═══ Data ═══

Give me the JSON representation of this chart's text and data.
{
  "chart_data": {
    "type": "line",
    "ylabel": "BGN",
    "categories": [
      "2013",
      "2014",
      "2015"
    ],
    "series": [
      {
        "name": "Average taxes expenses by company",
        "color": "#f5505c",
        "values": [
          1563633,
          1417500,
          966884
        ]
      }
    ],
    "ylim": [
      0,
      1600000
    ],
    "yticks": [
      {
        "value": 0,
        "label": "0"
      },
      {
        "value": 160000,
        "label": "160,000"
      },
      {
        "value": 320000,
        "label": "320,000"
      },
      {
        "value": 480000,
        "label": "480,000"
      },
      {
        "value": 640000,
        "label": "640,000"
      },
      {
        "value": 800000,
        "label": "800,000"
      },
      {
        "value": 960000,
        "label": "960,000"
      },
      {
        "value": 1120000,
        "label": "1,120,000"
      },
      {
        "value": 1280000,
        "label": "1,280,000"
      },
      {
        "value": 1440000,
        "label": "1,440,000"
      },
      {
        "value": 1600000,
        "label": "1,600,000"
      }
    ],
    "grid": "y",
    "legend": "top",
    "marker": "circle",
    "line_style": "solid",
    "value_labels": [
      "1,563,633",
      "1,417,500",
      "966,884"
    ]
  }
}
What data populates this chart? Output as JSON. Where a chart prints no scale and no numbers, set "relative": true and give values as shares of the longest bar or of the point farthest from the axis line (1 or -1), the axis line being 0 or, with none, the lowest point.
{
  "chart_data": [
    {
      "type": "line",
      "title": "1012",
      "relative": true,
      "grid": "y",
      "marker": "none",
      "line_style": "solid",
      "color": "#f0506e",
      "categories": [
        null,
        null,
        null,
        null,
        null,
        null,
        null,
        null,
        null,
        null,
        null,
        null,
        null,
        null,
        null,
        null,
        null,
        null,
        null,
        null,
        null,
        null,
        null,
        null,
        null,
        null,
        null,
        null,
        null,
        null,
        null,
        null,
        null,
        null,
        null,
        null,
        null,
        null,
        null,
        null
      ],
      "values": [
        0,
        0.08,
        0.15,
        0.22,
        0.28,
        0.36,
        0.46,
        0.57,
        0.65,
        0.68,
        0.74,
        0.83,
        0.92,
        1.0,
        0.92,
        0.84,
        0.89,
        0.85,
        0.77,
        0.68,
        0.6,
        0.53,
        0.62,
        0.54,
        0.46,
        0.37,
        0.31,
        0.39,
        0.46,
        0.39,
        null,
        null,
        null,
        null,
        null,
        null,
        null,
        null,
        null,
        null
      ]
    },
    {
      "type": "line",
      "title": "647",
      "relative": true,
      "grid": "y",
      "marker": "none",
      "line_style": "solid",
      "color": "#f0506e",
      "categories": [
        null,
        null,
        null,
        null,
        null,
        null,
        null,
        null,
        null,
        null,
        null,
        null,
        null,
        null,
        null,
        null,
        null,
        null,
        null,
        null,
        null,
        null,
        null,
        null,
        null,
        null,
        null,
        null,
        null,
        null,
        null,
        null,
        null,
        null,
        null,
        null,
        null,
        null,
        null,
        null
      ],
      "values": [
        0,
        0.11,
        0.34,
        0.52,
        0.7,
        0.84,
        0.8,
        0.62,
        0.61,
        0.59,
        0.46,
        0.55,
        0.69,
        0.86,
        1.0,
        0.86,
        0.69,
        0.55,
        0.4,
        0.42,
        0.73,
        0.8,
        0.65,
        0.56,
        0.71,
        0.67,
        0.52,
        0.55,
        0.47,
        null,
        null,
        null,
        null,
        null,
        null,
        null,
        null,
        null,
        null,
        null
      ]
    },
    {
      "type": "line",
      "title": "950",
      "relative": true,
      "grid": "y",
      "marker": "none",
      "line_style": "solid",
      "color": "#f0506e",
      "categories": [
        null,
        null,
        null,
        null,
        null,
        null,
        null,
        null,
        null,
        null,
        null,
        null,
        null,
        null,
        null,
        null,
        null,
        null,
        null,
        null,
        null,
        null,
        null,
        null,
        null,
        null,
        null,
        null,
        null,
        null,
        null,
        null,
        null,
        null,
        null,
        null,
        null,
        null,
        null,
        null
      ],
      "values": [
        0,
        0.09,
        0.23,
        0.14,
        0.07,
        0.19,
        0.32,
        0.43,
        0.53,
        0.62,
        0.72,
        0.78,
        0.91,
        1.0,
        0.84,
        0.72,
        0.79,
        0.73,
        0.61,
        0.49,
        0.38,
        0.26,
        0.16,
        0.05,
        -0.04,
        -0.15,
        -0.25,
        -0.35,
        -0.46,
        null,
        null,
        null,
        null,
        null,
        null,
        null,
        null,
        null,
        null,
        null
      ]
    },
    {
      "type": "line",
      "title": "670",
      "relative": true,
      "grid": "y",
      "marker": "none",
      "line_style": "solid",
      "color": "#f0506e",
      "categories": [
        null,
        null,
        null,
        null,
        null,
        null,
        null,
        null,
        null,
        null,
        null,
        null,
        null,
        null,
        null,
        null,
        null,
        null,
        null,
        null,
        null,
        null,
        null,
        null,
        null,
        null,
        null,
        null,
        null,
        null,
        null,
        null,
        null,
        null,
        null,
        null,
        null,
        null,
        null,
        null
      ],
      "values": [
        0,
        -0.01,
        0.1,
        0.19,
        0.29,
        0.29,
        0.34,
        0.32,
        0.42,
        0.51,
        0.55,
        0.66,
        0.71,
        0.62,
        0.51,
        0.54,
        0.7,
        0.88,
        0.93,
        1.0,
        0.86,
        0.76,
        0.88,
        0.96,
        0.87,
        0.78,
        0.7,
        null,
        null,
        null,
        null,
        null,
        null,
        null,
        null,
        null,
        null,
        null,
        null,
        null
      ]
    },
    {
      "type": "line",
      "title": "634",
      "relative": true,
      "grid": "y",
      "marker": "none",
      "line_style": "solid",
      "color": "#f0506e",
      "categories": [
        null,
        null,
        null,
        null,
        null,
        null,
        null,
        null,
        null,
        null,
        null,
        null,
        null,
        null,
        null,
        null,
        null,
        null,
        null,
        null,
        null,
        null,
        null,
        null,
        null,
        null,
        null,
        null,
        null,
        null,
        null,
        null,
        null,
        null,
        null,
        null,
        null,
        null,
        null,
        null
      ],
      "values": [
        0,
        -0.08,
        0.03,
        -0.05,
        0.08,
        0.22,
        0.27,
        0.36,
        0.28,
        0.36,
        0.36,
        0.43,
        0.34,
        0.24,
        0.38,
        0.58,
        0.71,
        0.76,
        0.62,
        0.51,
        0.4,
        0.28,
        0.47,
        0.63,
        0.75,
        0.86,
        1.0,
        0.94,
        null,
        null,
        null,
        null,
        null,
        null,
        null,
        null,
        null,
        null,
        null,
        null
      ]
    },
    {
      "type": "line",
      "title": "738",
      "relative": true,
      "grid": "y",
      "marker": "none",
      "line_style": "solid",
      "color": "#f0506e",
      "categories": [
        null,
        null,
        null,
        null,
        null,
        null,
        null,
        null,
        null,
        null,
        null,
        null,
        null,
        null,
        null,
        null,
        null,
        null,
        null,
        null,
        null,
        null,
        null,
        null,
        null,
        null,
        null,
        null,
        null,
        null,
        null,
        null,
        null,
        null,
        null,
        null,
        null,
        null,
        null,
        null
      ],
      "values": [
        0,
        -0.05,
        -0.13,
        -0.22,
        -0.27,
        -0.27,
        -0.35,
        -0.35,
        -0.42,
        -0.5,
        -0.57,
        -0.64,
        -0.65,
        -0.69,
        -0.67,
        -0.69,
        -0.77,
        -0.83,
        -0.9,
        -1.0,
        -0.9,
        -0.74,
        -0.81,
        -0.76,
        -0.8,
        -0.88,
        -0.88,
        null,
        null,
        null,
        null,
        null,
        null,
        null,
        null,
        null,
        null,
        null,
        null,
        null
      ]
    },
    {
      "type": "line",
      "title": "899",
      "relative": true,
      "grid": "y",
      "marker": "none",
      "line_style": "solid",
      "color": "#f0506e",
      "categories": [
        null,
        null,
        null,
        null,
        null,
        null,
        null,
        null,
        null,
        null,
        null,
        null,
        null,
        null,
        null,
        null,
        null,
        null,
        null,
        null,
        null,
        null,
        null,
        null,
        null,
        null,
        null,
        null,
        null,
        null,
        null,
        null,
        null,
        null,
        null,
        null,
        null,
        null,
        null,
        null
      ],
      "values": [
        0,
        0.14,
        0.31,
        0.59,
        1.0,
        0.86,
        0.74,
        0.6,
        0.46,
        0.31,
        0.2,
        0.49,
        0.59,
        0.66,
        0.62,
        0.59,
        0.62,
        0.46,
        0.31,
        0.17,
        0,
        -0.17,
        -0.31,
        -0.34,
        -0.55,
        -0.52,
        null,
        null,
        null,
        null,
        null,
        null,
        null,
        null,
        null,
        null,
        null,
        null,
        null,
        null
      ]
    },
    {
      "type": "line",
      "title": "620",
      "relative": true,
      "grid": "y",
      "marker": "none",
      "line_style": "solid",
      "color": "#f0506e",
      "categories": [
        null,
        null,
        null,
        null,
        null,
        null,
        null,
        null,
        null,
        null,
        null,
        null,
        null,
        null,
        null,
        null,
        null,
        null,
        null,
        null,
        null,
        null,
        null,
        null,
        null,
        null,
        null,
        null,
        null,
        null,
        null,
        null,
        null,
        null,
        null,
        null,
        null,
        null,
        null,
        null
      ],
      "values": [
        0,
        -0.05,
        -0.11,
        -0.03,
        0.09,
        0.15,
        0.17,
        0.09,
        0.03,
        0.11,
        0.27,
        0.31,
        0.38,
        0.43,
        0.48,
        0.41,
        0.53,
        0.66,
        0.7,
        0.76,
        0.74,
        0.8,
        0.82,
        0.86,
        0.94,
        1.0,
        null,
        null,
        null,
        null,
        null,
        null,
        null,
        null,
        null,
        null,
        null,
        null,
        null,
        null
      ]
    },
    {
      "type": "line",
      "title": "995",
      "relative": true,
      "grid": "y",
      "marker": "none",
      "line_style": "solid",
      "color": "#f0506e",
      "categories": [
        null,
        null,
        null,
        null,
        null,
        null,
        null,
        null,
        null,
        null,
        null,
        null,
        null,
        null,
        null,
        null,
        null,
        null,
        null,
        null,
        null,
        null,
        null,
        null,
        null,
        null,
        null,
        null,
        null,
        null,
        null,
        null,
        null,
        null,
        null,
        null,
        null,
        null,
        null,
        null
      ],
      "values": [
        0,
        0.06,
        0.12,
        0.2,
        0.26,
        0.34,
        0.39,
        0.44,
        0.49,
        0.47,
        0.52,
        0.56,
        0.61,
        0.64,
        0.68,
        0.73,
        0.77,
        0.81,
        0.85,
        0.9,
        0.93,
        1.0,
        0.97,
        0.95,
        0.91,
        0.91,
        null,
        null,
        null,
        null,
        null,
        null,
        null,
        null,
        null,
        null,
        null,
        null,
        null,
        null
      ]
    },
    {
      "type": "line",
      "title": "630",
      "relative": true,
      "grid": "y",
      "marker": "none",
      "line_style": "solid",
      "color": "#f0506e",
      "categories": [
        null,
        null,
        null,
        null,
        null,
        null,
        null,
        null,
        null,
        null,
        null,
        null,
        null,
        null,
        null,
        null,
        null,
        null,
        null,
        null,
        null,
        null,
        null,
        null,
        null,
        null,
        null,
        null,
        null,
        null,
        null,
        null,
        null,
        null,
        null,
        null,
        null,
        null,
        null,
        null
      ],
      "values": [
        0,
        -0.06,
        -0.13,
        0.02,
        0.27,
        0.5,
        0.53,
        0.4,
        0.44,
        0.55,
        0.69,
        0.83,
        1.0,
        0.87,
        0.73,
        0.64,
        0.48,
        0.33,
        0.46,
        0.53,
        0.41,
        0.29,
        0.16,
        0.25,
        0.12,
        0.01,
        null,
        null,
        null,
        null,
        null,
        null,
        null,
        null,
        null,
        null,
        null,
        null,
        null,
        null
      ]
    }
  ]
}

═══

* **Required work**
Establish how many lines of the records contain the string "title" and state that number without elaboration.

* **Full answer**
10